▶ _Data records_
*-*-*

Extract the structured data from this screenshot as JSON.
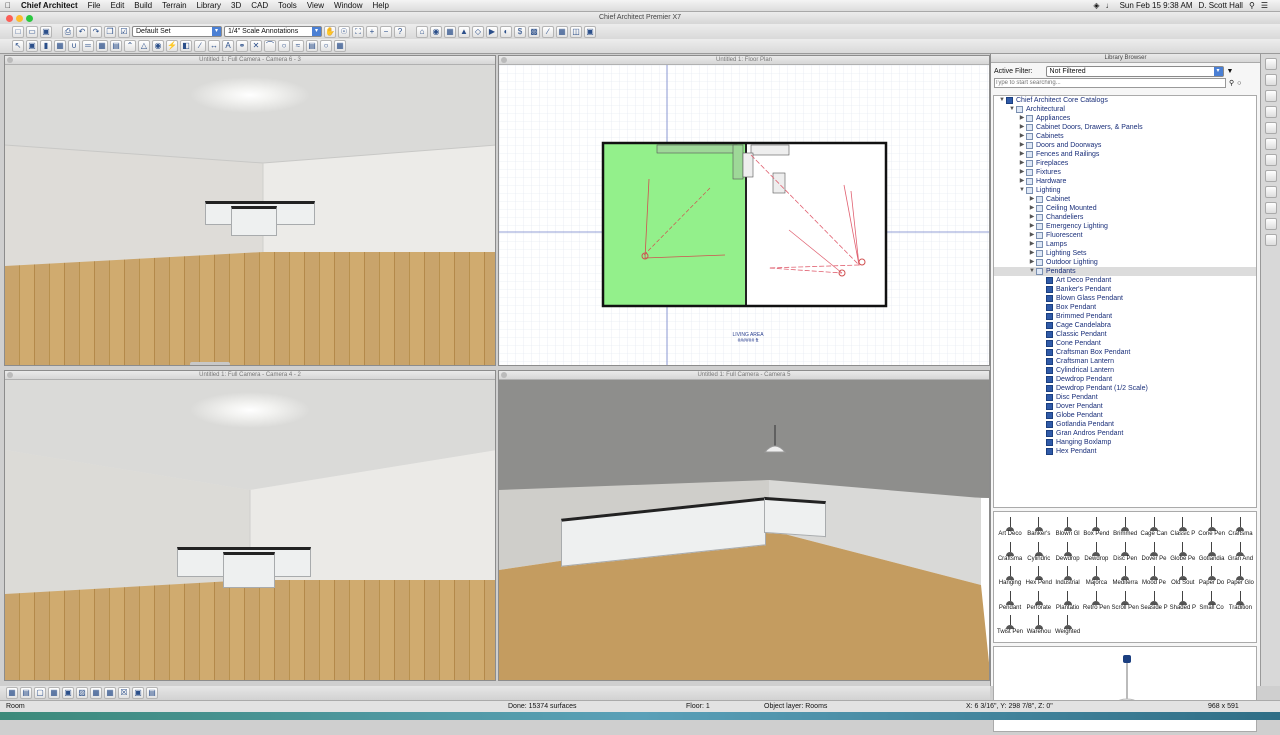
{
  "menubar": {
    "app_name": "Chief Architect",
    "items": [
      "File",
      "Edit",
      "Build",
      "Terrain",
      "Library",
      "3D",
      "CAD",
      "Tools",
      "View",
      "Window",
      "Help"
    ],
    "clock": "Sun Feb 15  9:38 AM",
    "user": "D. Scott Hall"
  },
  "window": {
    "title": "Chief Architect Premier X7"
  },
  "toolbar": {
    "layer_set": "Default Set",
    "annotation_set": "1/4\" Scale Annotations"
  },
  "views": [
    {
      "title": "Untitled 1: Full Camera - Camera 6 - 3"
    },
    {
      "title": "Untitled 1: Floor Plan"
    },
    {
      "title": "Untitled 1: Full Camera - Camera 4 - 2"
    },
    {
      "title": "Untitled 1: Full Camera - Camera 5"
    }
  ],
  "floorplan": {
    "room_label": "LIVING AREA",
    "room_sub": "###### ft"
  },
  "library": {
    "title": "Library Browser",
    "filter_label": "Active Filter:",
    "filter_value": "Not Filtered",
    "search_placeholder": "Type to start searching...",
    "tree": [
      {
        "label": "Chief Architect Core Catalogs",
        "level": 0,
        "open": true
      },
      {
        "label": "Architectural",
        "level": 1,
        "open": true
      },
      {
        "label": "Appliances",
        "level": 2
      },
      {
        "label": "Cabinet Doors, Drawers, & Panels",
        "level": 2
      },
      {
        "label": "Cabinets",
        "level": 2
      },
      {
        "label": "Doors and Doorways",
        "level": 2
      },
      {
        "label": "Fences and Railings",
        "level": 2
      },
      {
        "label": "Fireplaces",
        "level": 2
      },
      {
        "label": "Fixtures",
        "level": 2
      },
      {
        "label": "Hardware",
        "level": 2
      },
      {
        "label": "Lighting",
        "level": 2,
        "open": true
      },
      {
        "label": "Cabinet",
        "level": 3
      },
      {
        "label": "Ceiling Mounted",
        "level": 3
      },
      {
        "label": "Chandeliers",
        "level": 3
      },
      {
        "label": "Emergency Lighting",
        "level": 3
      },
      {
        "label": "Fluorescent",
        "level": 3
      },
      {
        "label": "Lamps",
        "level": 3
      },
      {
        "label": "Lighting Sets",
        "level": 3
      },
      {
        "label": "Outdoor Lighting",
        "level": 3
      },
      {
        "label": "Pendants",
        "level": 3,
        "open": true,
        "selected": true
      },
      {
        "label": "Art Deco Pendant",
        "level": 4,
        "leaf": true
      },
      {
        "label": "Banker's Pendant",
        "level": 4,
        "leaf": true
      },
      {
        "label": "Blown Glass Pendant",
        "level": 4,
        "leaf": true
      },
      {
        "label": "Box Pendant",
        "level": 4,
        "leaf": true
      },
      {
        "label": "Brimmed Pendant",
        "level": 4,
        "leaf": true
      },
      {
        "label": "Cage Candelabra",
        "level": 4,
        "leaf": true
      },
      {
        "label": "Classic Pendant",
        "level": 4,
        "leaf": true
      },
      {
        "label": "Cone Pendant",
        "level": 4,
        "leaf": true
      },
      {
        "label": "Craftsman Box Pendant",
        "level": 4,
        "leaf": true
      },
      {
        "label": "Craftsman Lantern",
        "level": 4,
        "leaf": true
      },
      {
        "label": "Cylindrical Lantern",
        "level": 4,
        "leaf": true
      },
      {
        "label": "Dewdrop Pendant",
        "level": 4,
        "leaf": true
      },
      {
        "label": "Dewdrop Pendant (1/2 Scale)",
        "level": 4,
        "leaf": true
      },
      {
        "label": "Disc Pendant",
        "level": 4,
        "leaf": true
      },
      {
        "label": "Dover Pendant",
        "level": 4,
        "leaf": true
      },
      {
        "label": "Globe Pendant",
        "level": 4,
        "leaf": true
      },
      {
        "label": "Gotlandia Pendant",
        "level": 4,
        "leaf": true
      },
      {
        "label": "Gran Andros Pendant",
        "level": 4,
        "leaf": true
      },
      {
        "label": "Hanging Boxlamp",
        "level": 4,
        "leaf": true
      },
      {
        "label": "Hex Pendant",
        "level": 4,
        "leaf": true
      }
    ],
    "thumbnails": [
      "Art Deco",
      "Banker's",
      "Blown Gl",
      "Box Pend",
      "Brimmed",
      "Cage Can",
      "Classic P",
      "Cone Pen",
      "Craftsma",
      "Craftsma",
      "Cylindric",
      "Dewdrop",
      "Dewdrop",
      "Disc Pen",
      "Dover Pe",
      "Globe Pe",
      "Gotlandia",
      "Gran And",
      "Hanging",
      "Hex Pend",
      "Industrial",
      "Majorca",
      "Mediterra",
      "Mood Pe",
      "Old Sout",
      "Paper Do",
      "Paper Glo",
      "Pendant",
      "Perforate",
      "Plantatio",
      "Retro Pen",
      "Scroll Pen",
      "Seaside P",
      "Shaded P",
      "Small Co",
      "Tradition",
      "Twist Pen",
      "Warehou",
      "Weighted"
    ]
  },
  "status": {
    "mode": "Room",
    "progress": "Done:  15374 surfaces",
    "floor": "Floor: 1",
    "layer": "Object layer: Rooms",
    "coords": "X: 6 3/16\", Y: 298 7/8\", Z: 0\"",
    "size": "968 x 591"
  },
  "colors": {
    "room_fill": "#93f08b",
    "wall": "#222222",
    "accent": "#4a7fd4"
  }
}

*-*-*

▶ _Short problem_
Reproduce the material above in full and without alteration, but skip all pictures.

▶ _Result of this task_
Extract the structured data from this screenshot as JSON.
{
  "menubar": {
    "app_name": "Chief Architect",
    "items": [
      "File",
      "Edit",
      "Build",
      "Terrain",
      "Library",
      "3D",
      "CAD",
      "Tools",
      "View",
      "Window",
      "Help"
    ],
    "clock": "Sun Feb 15  9:38 AM",
    "user": "D. Scott Hall"
  },
  "window": {
    "title": "Chief Architect Premier X7"
  },
  "toolbar": {
    "layer_set": "Default Set",
    "annotation_set": "1/4\" Scale Annotations"
  },
  "views": [
    {
      "title": "Untitled 1: Full Camera - Camera 6 - 3"
    },
    {
      "title": "Untitled 1: Floor Plan"
    },
    {
      "title": "Untitled 1: Full Camera - Camera 4 - 2"
    },
    {
      "title": "Untitled 1: Full Camera - Camera 5"
    }
  ],
  "floorplan": {
    "room_label": "LIVING AREA",
    "room_sub": "###### ft"
  },
  "library": {
    "title": "Library Browser",
    "filter_label": "Active Filter:",
    "filter_value": "Not Filtered",
    "search_placeholder": "Type to start searching...",
    "tree": [
      {
        "label": "Chief Architect Core Catalogs",
        "level": 0,
        "open": true
      },
      {
        "label": "Architectural",
        "level": 1,
        "open": true
      },
      {
        "label": "Appliances",
        "level": 2
      },
      {
        "label": "Cabinet Doors, Drawers, & Panels",
        "level": 2
      },
      {
        "label": "Cabinets",
        "level": 2
      },
      {
        "label": "Doors and Doorways",
        "level": 2
      },
      {
        "label": "Fences and Railings",
        "level": 2
      },
      {
        "label": "Fireplaces",
        "level": 2
      },
      {
        "label": "Fixtures",
        "level": 2
      },
      {
        "label": "Hardware",
        "level": 2
      },
      {
        "label": "Lighting",
        "level": 2,
        "open": true
      },
      {
        "label": "Cabinet",
        "level": 3
      },
      {
        "label": "Ceiling Mounted",
        "level": 3
      },
      {
        "label": "Chandeliers",
        "level": 3
      },
      {
        "label": "Emergency Lighting",
        "level": 3
      },
      {
        "label": "Fluorescent",
        "level": 3
      },
      {
        "label": "Lamps",
        "level": 3
      },
      {
        "label": "Lighting Sets",
        "level": 3
      },
      {
        "label": "Outdoor Lighting",
        "level": 3
      },
      {
        "label": "Pendants",
        "level": 3,
        "open": true,
        "selected": true
      },
      {
        "label": "Art Deco Pendant",
        "level": 4,
        "leaf": true
      },
      {
        "label": "Banker's Pendant",
        "level": 4,
        "leaf": true
      },
      {
        "label": "Blown Glass Pendant",
        "level": 4,
        "leaf": true
      },
      {
        "label": "Box Pendant",
        "level": 4,
        "leaf": true
      },
      {
        "label": "Brimmed Pendant",
        "level": 4,
        "leaf": true
      },
      {
        "label": "Cage Candelabra",
        "level": 4,
        "leaf": true
      },
      {
        "label": "Classic Pendant",
        "level": 4,
        "leaf": true
      },
      {
        "label": "Cone Pendant",
        "level": 4,
        "leaf": true
      },
      {
        "label": "Craftsman Box Pendant",
        "level": 4,
        "leaf": true
      },
      {
        "label": "Craftsman Lantern",
        "level": 4,
        "leaf": true
      },
      {
        "label": "Cylindrical Lantern",
        "level": 4,
        "leaf": true
      },
      {
        "label": "Dewdrop Pendant",
        "level": 4,
        "leaf": true
      },
      {
        "label": "Dewdrop Pendant (1/2 Scale)",
        "level": 4,
        "leaf": true
      },
      {
        "label": "Disc Pendant",
        "level": 4,
        "leaf": true
      },
      {
        "label": "Dover Pendant",
        "level": 4,
        "leaf": true
      },
      {
        "label": "Globe Pendant",
        "level": 4,
        "leaf": true
      },
      {
        "label": "Gotlandia Pendant",
        "level": 4,
        "leaf": true
      },
      {
        "label": "Gran Andros Pendant",
        "level": 4,
        "leaf": true
      },
      {
        "label": "Hanging Boxlamp",
        "level": 4,
        "leaf": true
      },
      {
        "label": "Hex Pendant",
        "level": 4,
        "leaf": true
      }
    ],
    "thumbnails": [
      "Art Deco",
      "Banker's",
      "Blown Gl",
      "Box Pend",
      "Brimmed",
      "Cage Can",
      "Classic P",
      "Cone Pen",
      "Craftsma",
      "Craftsma",
      "Cylindric",
      "Dewdrop",
      "Dewdrop",
      "Disc Pen",
      "Dover Pe",
      "Globe Pe",
      "Gotlandia",
      "Gran And",
      "Hanging",
      "Hex Pend",
      "Industrial",
      "Majorca",
      "Mediterra",
      "Mood Pe",
      "Old Sout",
      "Paper Do",
      "Paper Glo",
      "Pendant",
      "Perforate",
      "Plantatio",
      "Retro Pen",
      "Scroll Pen",
      "Seaside P",
      "Shaded P",
      "Small Co",
      "Tradition",
      "Twist Pen",
      "Warehou",
      "Weighted"
    ]
  },
  "status": {
    "mode": "Room",
    "progress": "Done:  15374 surfaces",
    "floor": "Floor: 1",
    "layer": "Object layer: Rooms",
    "coords": "X: 6 3/16\", Y: 298 7/8\", Z: 0\"",
    "size": "968 x 591"
  },
  "colors": {
    "room_fill": "#93f08b",
    "wall": "#222222",
    "accent": "#4a7fd4"
  }
}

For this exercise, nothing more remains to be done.